## WRITTEN EXERCISE
Scan the data below for the string "Нетип". Copy every line where it appears.

## INFORMATION SHOWN
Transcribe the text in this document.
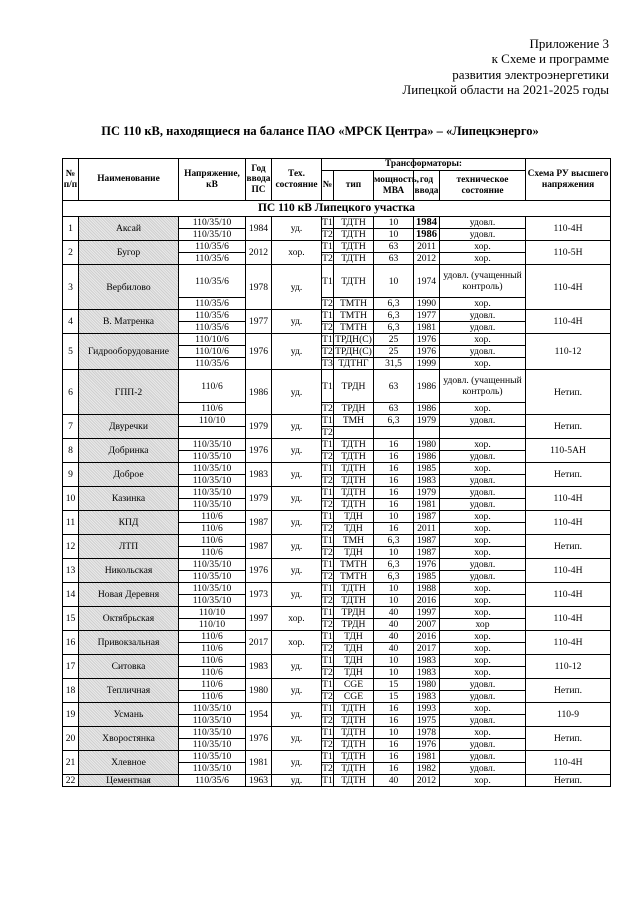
Приложение 3
к Схеме и программе
развития электроэнергетики
Липецкой области на 2021-2025 годы
ПС 110 кВ, находящиеся на балансе ПАО «МРСК Центра» – «Липецкэнерго»
№ п/п	Наименование	Напряжение, кВ	Год ввода ПС	Тех. состояние	Трансформаторы:					Схема РУ высшего напряжения
					№	тип	мощность, МВА	год ввода	техническое состояние	
ПС 110 кВ Липецкого участка										
1	Аксай	110/35/10	1984	уд.	Т1	ТДТН	10	1984	удовл.	110-4Н
		110/35/10			Т2	ТДТН	10	1986	удовл.	
2	Бугор	110/35/6	2012	хор.	Т1	ТДТН	63	2011	хор.	110-5Н
		110/35/6			Т2	ТДТН	63	2012	хор.	
3	Вербилово	110/35/6	1978	уд.	Т1	ТДТН	10	1974	удовл. (учащенный контроль)	110-4Н
		110/35/6			Т2	ТМТН	6,3	1990	хор.	
4	В. Матренка	110/35/6	1977	уд.	Т1	ТМТН	6,3	1977	удовл.	110-4Н
		110/35/6			Т2	ТМТН	6,3	1981	удовл.	
5	Гидрооборудование	110/10/6	1976	уд.	Т1	ТРДН(С)	25	1976	хор.	110-12
		110/10/6			Т2	ТРДН(С)	25	1976	удовл.	
		110/35/6			Т3	ТДТНГ	31,5	1999	хор.	
6	ГПП-2	110/6	1986	уд.	Т1	ТРДН	63	1986	удовл. (учащенный контроль)	Нетип.
		110/6			Т2	ТРДН	63	1986	хор.	
7	Двуречки	110/10	1979	уд.	Т1	ТМН	6,3	1979	удовл.	Нетип.
					Т2					
8	Добринка	110/35/10	1976	уд.	Т1	ТДТН	16	1980	хор.	110-5АН
		110/35/10			Т2	ТДТН	16	1986	удовл.	
9	Доброе	110/35/10	1983	уд.	Т1	ТДТН	16	1985	хор.	Нетип.
		110/35/10			Т2	ТДТН	16	1983	удовл.	
10	Казинка	110/35/10	1979	уд.	Т1	ТДТН	16	1979	удовл.	110-4Н
		110/35/10			Т2	ТДТН	16	1981	удовл.	
11	КПД	110/6	1987	уд.	Т1	ТДН	10	1987	хор.	110-4Н
		110/6			Т2	ТДН	16	2011	хор.	
12	ЛТП	110/6	1987	уд.	Т1	ТМН	6,3	1987	хор.	Нетип.
		110/6			Т2	ТДН	10	1987	хор.	
13	Никольская	110/35/10	1976	уд.	Т1	ТМТН	6,3	1976	удовл.	110-4Н
		110/35/10			Т2	ТМТН	6,3	1985	удовл.	
14	Новая Деревня	110/35/10	1973	уд.	Т1	ТДТН	10	1988	хор.	110-4Н
		110/35/10			Т2	ТДТН	10	2016	хор.	
15	Октябрьская	110/10	1997	хор.	Т1	ТРДН	40	1997	хор.	110-4Н
		110/10			Т2	ТРДН	40	2007	хор	
16	Привокзальная	110/6	2017	хор.	Т1	ТДН	40	2016	хор.	110-4Н
		110/6			Т2	ТДН	40	2017	хор.	
17	Ситовка	110/6	1983	уд.	Т1	ТДН	10	1983	хор.	110-12
		110/6			Т2	ТДН	10	1983	хор.	
18	Тепличная	110/6	1980	уд.	Т1	CGE	15	1980	удовл.	Нетип.
		110/6			Т2	CGE	15	1983	удовл.	
19	Усмань	110/35/10	1954	уд.	Т1	ТДТН	16	1993	хор.	110-9
		110/35/10			Т2	ТДТН	16	1975	удовл.	
20	Хворостянка	110/35/10	1976	уд.	Т1	ТДТН	10	1978	хор.	Нетип.
		110/35/10			Т2	ТДТН	16	1976	удовл.	
21	Хлевное	110/35/10	1981	уд.	Т1	ТДТН	16	1981	удовл.	110-4Н
		110/35/10			Т2	ТДТН	16	1982	удовл.	
22	Цементная	110/35/6	1963	уд.	Т1	ТДТН	40	2012	хор.	Нетип.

## EXERCISE RESULT
6	ГПП-2	110/6	1986	уд.	Т1	ТРДН	63	1986	удовл. (учащенный контроль)	Нетип.
7	Двуречки	110/10	1979	уд.	Т1	ТМН	6,3	1979	удовл.	Нетип.
9	Доброе	110/35/10	1983	уд.	Т1	ТДТН	16	1985	хор.	Нетип.
12	ЛТП	110/6	1987	уд.	Т1	ТМН	6,3	1987	хор.	Нетип.
18	Тепличная	110/6	1980	уд.	Т1	CGE	15	1980	удовл.	Нетип.
20	Хворостянка	110/35/10	1976	уд.	Т1	ТДТН	10	1978	хор.	Нетип.
22	Цементная	110/35/6	1963	уд.	Т1	ТДТН	40	2012	хор.	Нетип.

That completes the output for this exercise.